Excerpts from a layout annotation set:
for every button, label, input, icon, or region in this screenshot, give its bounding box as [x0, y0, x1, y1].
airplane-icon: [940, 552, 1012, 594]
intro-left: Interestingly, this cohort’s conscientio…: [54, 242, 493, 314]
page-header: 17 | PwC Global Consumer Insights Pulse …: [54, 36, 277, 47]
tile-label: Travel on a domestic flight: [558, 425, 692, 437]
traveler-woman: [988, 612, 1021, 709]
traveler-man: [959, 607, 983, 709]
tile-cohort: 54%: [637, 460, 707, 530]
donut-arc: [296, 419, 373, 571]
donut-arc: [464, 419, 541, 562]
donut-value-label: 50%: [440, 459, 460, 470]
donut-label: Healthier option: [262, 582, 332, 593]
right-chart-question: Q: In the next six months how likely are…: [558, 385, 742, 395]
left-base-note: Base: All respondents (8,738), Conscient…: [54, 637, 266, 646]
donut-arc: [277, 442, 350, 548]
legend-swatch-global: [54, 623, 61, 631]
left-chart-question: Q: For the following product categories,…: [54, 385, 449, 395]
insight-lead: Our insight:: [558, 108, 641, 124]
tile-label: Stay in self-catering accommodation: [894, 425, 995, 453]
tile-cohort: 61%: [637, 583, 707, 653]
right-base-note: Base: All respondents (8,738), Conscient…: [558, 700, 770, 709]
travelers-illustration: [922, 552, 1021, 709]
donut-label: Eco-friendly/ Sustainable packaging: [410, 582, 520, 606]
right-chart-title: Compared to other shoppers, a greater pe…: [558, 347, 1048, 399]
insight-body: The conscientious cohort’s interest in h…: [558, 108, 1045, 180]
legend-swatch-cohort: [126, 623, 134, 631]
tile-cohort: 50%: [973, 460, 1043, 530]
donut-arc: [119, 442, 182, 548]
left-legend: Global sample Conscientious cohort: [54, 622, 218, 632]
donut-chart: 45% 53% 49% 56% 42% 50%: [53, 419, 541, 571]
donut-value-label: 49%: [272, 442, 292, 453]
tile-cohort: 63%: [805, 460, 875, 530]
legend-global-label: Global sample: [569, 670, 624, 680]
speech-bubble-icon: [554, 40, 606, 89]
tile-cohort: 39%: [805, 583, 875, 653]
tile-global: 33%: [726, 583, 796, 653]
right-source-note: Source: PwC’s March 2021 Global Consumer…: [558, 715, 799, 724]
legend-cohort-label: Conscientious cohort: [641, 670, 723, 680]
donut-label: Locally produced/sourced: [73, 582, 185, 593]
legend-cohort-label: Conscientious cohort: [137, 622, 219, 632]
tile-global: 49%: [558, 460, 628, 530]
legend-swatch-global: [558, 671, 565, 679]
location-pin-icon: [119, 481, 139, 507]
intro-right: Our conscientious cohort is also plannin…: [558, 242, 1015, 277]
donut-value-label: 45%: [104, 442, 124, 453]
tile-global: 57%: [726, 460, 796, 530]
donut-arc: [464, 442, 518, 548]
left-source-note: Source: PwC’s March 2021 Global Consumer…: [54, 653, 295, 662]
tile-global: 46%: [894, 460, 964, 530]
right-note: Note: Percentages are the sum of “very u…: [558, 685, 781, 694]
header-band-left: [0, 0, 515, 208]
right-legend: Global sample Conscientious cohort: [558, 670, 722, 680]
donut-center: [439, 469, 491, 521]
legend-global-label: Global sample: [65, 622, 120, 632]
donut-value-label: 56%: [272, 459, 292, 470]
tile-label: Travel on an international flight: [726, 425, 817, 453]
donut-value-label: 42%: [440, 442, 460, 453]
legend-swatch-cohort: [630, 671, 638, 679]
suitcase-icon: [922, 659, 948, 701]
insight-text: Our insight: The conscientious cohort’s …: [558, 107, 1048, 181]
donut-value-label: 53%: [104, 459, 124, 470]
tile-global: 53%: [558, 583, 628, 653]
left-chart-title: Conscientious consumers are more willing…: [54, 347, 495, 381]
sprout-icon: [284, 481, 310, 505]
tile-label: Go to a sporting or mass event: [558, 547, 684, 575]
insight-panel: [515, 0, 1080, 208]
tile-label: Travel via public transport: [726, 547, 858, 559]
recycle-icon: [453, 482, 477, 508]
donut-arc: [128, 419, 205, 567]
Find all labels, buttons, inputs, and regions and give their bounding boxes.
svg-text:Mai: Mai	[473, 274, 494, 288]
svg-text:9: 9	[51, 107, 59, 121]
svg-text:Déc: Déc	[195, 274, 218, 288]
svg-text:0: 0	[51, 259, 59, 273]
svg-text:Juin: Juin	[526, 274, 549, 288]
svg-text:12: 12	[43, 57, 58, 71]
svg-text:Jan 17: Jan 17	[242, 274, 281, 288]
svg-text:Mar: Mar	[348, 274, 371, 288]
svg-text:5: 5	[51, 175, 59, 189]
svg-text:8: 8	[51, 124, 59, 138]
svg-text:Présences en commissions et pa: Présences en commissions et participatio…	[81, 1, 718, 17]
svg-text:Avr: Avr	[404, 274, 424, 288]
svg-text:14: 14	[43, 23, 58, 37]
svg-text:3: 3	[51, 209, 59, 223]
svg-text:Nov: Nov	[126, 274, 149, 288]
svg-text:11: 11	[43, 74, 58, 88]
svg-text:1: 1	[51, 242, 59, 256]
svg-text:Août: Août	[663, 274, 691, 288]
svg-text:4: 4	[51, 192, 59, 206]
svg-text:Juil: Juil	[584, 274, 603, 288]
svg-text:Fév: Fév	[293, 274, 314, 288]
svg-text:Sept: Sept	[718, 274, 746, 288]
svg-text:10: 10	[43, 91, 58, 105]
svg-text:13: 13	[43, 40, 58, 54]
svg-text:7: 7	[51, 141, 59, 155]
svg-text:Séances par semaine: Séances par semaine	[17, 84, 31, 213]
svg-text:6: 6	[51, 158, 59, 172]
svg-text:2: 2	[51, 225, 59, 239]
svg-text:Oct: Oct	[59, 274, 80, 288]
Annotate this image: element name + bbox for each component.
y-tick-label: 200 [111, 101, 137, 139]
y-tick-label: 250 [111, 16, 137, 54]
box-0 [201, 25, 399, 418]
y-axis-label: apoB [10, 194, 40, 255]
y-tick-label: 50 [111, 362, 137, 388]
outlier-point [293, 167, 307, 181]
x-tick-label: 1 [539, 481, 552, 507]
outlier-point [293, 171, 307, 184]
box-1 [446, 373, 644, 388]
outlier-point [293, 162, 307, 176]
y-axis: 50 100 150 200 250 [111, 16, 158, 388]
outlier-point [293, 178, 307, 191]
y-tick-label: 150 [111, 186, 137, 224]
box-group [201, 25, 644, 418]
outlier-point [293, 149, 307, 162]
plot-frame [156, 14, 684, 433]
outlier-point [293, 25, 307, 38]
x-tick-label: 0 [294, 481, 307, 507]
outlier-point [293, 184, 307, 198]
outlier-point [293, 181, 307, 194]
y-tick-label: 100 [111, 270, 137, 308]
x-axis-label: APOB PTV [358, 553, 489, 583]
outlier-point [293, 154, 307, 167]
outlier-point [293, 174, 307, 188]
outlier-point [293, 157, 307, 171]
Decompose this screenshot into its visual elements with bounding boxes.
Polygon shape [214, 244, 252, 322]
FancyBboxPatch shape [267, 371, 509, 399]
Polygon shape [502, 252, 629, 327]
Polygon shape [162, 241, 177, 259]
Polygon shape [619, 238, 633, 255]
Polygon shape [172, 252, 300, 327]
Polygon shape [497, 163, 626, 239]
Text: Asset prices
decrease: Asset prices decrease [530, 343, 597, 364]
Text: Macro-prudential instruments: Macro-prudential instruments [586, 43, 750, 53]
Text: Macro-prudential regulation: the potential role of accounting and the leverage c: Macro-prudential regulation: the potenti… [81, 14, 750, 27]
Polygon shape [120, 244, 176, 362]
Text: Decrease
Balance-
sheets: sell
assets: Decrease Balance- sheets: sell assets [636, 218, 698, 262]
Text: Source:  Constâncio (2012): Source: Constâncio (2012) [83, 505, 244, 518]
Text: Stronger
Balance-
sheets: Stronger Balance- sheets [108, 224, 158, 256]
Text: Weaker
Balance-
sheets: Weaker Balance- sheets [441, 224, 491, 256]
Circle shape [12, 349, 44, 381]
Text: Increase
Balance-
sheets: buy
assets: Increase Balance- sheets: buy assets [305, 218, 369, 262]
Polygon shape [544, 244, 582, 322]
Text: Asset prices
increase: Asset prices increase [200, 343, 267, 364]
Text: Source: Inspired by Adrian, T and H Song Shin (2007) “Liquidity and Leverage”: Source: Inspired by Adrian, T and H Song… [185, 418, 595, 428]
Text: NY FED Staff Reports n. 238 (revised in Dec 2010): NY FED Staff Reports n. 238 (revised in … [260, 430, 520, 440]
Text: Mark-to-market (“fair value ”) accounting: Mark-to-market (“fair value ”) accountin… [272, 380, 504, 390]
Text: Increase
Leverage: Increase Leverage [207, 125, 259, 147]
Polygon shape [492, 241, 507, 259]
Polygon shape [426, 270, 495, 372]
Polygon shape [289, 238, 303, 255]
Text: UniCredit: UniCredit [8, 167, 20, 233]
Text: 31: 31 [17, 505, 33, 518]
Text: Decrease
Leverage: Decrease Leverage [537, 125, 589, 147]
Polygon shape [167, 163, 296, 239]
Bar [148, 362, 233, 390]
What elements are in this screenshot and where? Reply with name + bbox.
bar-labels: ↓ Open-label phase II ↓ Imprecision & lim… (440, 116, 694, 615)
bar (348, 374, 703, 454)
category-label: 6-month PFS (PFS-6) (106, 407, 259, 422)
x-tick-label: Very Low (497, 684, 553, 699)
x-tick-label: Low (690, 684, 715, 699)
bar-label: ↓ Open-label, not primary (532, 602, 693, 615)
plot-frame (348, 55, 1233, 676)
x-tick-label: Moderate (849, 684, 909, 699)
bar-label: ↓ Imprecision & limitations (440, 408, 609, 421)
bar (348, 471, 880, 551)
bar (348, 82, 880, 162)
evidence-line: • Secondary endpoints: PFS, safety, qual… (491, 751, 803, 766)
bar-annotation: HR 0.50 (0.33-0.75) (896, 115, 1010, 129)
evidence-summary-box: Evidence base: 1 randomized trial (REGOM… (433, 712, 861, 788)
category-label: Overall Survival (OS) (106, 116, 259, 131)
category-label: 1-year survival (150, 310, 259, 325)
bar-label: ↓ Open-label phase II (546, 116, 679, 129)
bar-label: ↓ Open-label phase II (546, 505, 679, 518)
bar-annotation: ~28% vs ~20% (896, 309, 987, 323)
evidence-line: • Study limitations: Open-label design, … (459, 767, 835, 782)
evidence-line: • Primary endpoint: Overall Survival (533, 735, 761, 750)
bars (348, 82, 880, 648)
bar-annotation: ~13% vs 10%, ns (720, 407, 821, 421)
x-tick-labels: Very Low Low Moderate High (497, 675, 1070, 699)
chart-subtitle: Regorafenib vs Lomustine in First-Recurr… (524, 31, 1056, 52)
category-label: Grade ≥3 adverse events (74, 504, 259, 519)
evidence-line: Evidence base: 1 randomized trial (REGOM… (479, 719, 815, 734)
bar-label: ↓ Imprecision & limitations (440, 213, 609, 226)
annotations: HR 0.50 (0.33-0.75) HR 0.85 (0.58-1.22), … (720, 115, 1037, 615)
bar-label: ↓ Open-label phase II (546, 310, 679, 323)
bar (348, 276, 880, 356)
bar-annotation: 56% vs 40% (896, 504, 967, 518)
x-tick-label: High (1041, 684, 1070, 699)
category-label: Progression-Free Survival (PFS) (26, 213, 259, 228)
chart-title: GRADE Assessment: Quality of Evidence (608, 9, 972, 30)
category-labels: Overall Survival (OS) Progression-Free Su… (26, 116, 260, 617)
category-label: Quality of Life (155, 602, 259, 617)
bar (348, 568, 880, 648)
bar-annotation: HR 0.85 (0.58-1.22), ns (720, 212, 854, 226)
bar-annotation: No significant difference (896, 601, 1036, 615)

• **To do**:
Format every line from the start of the data down to the line that contains "legend-swatch-global: [558, 671, 565, 679]", inclusive, as a JSON list of strings, one string per line, with blank lines omitted.

• **Answer to this task**:
[
  "for every button, label, input, icon, or region in this screenshot, give its bounding box as [x0, y0, x1, y1].",
  "airplane-icon: [940, 552, 1012, 594]",
  "intro-left: Interestingly, this cohort’s conscientio…: [54, 242, 493, 314]",
  "page-header: 17 | PwC Global Consumer Insights Pulse …: [54, 36, 277, 47]",
  "tile-label: Travel on a domestic flight: [558, 425, 692, 437]",
  "traveler-woman: [988, 612, 1021, 709]",
  "traveler-man: [959, 607, 983, 709]",
  "tile-cohort: 54%: [637, 460, 707, 530]",
  "donut-arc: [296, 419, 373, 571]",
  "donut-arc: [464, 419, 541, 562]",
  "donut-value-label: 50%: [440, 459, 460, 470]",
  "donut-label: Healthier option: [262, 582, 332, 593]",
  "right-chart-question: Q: In the next six months how likely are…: [558, 385, 742, 395]",
  "left-base-note: Base: All respondents (8,738), Conscient…: [54, 637, 266, 646]",
  "donut-arc: [277, 442, 350, 548]",
  "legend-swatch-global: [54, 623, 61, 631]",
  "left-chart-question: Q: For the following product categories,…: [54, 385, 449, 395]",
  "insight-lead: Our insight:: [558, 108, 641, 124]",
  "tile-label: Stay in self-catering accommodation: [894, 425, 995, 453]",
  "tile-cohort: 61%: [637, 583, 707, 653]",
  "right-base-note: Base: All respondents (8,738), Conscient…: [558, 700, 770, 709]",
  "travelers-illustration: [922, 552, 1021, 709]",
  "donut-label: Eco-friendly/ Sustainable packaging: [410, 582, 520, 606]",
  "right-chart-title: Compared to other shoppers, a greater pe…: [558, 347, 1048, 399]",
  "insight-body: The conscientious cohort’s interest in h…: [558, 108, 1045, 180]",
  "legend-swatch-cohort: [126, 623, 134, 631]",
  "tile-cohort: 50%: [973, 460, 1043, 530]",
  "donut-arc: [119, 442, 182, 548]",
  "left-legend: Global sample Conscientious cohort: [54, 622, 218, 632]",
  "donut-chart: 45% 53% 49% 56% 42% 50%: [53, 419, 541, 571]",
  "donut-value-label: 49%: [272, 442, 292, 453]",
  "tile-cohort: 63%: [805, 460, 875, 530]",
  "legend-global-label: Global sample: [569, 670, 624, 680]",
  "speech-bubble-icon: [554, 40, 606, 89]",
  "tile-cohort: 39%: [805, 583, 875, 653]",
  "tile-global: 33%: [726, 583, 796, 653]",
  "right-source-note: Source: PwC’s March 2021 Global Consumer…: [558, 715, 799, 724]",
  "legend-cohort-label: Conscientious cohort: [641, 670, 723, 680]",
  "donut-label: Locally produced/sourced: [73, 582, 185, 593]",
  "legend-cohort-label: Conscientious cohort: [137, 622, 219, 632]",
  "tile-global: 49%: [558, 460, 628, 530]",
  "legend-swatch-global: [558, 671, 565, 679]"
]